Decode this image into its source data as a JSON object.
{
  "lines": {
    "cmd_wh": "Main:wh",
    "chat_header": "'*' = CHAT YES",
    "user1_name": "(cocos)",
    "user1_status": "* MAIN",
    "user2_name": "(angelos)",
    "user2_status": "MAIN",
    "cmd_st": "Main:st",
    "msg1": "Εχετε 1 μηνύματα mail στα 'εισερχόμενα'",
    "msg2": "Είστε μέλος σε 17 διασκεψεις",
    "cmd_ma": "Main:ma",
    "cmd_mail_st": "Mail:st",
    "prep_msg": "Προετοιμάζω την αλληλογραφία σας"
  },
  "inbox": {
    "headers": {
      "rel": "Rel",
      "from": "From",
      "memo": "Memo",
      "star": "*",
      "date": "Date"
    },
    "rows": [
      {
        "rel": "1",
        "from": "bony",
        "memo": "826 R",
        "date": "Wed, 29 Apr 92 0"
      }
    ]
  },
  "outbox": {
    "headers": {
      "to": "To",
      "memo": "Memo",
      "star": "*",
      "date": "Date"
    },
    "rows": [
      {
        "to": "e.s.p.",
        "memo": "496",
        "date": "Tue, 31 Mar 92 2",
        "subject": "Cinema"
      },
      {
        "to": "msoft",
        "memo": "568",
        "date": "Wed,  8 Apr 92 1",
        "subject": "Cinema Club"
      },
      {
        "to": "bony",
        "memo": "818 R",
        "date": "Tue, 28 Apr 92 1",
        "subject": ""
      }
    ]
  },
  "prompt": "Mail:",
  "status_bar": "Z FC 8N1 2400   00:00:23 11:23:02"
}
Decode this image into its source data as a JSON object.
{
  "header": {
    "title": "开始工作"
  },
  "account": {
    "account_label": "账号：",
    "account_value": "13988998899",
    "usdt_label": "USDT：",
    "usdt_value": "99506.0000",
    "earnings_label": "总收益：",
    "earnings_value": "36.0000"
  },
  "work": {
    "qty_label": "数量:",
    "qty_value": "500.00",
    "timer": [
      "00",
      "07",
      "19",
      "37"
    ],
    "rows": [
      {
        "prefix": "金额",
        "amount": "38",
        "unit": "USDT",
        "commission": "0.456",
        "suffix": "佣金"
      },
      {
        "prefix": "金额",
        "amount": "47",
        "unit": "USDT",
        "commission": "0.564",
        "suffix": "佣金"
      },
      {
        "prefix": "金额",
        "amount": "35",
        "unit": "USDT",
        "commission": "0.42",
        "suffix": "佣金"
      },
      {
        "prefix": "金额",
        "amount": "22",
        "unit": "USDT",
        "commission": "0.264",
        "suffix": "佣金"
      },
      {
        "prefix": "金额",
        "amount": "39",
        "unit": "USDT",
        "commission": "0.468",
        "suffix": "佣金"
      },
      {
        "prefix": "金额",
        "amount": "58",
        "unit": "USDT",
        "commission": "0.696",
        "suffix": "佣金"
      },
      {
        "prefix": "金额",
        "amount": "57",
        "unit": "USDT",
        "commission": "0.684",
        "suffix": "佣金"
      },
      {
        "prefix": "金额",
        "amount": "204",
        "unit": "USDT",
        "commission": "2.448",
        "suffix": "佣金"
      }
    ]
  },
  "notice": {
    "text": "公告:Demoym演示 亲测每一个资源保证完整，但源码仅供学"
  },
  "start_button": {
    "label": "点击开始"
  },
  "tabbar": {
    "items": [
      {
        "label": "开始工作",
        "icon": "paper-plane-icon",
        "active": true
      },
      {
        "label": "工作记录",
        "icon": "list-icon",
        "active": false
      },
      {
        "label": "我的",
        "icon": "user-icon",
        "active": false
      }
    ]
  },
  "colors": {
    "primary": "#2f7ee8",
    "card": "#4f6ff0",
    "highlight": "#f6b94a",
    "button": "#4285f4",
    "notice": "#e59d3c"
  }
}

---*---

The records above should be duplicated in full, exactly as given.

• [REPLY]
Decode this image into its source data as a JSON object.
{
  "lines": {
    "cmd_wh": "Main:wh",
    "chat_header": "'*' = CHAT YES",
    "user1_name": "(cocos)",
    "user1_status": "* MAIN",
    "user2_name": "(angelos)",
    "user2_status": "MAIN",
    "cmd_st": "Main:st",
    "msg1": "Εχετε 1 μηνύματα mail στα 'εισερχόμενα'",
    "msg2": "Είστε μέλος σε 17 διασκεψεις",
    "cmd_ma": "Main:ma",
    "cmd_mail_st": "Mail:st",
    "prep_msg": "Προετοιμάζω την αλληλογραφία σας"
  },
  "inbox": {
    "headers": {
      "rel": "Rel",
      "from": "From",
      "memo": "Memo",
      "star": "*",
      "date": "Date"
    },
    "rows": [
      {
        "rel": "1",
        "from": "bony",
        "memo": "826 R",
        "date": "Wed, 29 Apr 92 0"
      }
    ]
  },
  "outbox": {
    "headers": {
      "to": "To",
      "memo": "Memo",
      "star": "*",
      "date": "Date"
    },
    "rows": [
      {
        "to": "e.s.p.",
        "memo": "496",
        "date": "Tue, 31 Mar 92 2",
        "subject": "Cinema"
      },
      {
        "to": "msoft",
        "memo": "568",
        "date": "Wed,  8 Apr 92 1",
        "subject": "Cinema Club"
      },
      {
        "to": "bony",
        "memo": "818 R",
        "date": "Tue, 28 Apr 92 1",
        "subject": ""
      }
    ]
  },
  "prompt": "Mail:",
  "status_bar": "Z FC 8N1 2400   00:00:23 11:23:02"
}
Decode this image into its source data as a JSON object.
{
  "header": {
    "title": "开始工作"
  },
  "account": {
    "account_label": "账号：",
    "account_value": "13988998899",
    "usdt_label": "USDT：",
    "usdt_value": "99506.0000",
    "earnings_label": "总收益：",
    "earnings_value": "36.0000"
  },
  "work": {
    "qty_label": "数量:",
    "qty_value": "500.00",
    "timer": [
      "00",
      "07",
      "19",
      "37"
    ],
    "rows": [
      {
        "prefix": "金额",
        "amount": "38",
        "unit": "USDT",
        "commission": "0.456",
        "suffix": "佣金"
      },
      {
        "prefix": "金额",
        "amount": "47",
        "unit": "USDT",
        "commission": "0.564",
        "suffix": "佣金"
      },
      {
        "prefix": "金额",
        "amount": "35",
        "unit": "USDT",
        "commission": "0.42",
        "suffix": "佣金"
      },
      {
        "prefix": "金额",
        "amount": "22",
        "unit": "USDT",
        "commission": "0.264",
        "suffix": "佣金"
      },
      {
        "prefix": "金额",
        "amount": "39",
        "unit": "USDT",
        "commission": "0.468",
        "suffix": "佣金"
      },
      {
        "prefix": "金额",
        "amount": "58",
        "unit": "USDT",
        "commission": "0.696",
        "suffix": "佣金"
      },
      {
        "prefix": "金额",
        "amount": "57",
        "unit": "USDT",
        "commission": "0.684",
        "suffix": "佣金"
      },
      {
        "prefix": "金额",
        "amount": "204",
        "unit": "USDT",
        "commission": "2.448",
        "suffix": "佣金"
      }
    ]
  },
  "notice": {
    "text": "公告:Demoym演示 亲测每一个资源保证完整，但源码仅供学"
  },
  "start_button": {
    "label": "点击开始"
  },
  "tabbar": {
    "items": [
      {
        "label": "开始工作",
        "icon": "paper-plane-icon",
        "active": true
      },
      {
        "label": "工作记录",
        "icon": "list-icon",
        "active": false
      },
      {
        "label": "我的",
        "icon": "user-icon",
        "active": false
      }
    ]
  },
  "colors": {
    "primary": "#2f7ee8",
    "card": "#4f6ff0",
    "highlight": "#f6b94a",
    "button": "#4285f4",
    "notice": "#e59d3c"
  }
}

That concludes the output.